§ PROMPT:
In the listing below, find every line containing "经营活动现金流净额" and copy it out.

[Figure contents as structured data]
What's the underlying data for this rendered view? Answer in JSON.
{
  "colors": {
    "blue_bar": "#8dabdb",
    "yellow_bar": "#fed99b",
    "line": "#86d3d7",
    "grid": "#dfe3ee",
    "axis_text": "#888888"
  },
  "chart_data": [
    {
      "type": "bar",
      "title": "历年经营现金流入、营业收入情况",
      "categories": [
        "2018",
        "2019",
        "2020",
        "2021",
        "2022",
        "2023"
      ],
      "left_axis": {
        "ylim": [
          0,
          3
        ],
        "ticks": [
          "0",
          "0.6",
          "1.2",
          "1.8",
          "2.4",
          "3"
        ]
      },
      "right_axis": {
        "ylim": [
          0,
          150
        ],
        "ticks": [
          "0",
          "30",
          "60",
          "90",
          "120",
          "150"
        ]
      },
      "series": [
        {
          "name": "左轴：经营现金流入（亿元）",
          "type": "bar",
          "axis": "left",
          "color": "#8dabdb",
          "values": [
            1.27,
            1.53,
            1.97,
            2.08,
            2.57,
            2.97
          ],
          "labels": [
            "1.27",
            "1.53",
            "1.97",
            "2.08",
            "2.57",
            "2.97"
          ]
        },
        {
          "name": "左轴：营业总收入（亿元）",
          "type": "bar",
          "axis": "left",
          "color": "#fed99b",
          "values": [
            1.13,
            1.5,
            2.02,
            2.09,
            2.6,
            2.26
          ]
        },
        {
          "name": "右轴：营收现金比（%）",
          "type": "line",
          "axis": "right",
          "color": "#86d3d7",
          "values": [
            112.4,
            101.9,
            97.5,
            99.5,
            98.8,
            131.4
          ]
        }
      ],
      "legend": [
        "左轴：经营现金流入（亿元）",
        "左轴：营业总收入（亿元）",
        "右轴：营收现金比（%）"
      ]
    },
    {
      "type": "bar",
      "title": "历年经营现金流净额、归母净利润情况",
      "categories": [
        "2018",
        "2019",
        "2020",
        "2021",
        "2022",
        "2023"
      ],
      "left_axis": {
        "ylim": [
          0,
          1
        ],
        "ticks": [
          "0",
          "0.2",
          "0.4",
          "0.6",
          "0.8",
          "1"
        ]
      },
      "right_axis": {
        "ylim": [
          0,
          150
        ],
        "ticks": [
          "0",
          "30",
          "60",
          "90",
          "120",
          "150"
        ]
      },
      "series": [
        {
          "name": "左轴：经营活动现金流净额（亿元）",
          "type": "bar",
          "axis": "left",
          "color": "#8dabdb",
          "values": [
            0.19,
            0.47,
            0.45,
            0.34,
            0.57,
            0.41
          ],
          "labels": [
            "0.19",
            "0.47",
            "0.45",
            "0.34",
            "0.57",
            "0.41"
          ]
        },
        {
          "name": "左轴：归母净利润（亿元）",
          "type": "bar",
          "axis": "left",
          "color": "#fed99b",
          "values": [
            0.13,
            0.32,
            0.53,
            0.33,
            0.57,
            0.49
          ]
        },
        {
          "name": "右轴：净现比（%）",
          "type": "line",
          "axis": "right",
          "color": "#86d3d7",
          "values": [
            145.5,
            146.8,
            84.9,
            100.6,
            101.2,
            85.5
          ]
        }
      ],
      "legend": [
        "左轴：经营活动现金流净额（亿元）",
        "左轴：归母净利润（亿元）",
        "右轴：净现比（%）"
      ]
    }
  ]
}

* * *

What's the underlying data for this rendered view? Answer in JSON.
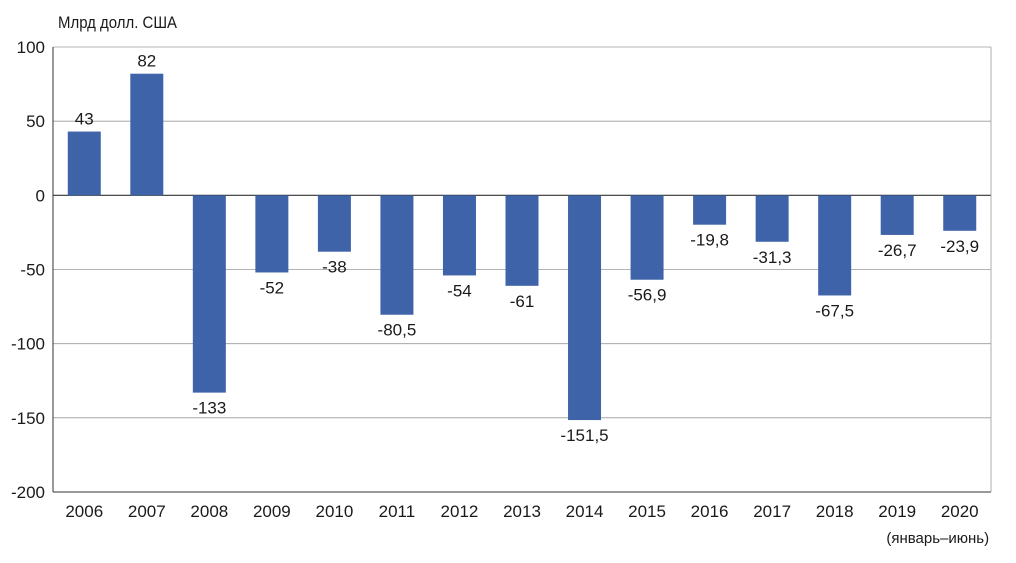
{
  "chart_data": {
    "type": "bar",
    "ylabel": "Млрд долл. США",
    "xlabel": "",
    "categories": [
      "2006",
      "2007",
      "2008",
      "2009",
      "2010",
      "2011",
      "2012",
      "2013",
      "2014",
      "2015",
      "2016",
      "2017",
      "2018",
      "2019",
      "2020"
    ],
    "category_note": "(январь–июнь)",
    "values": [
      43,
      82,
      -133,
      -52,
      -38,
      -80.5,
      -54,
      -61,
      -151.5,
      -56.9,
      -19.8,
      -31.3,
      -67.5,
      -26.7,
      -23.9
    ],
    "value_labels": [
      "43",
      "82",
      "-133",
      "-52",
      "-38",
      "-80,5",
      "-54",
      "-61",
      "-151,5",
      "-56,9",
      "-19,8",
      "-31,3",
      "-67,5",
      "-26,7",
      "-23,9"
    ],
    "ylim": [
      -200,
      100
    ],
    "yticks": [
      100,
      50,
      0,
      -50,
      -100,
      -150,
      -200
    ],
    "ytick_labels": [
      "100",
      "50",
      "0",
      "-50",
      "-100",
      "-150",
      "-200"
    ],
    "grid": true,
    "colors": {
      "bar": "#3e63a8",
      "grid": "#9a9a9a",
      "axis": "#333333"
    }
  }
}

§ PROBLEM SOLUTION:
          "name": "左轴：经营活动现金流净额（亿元）",
        "左轴：经营活动现金流净额（亿元）",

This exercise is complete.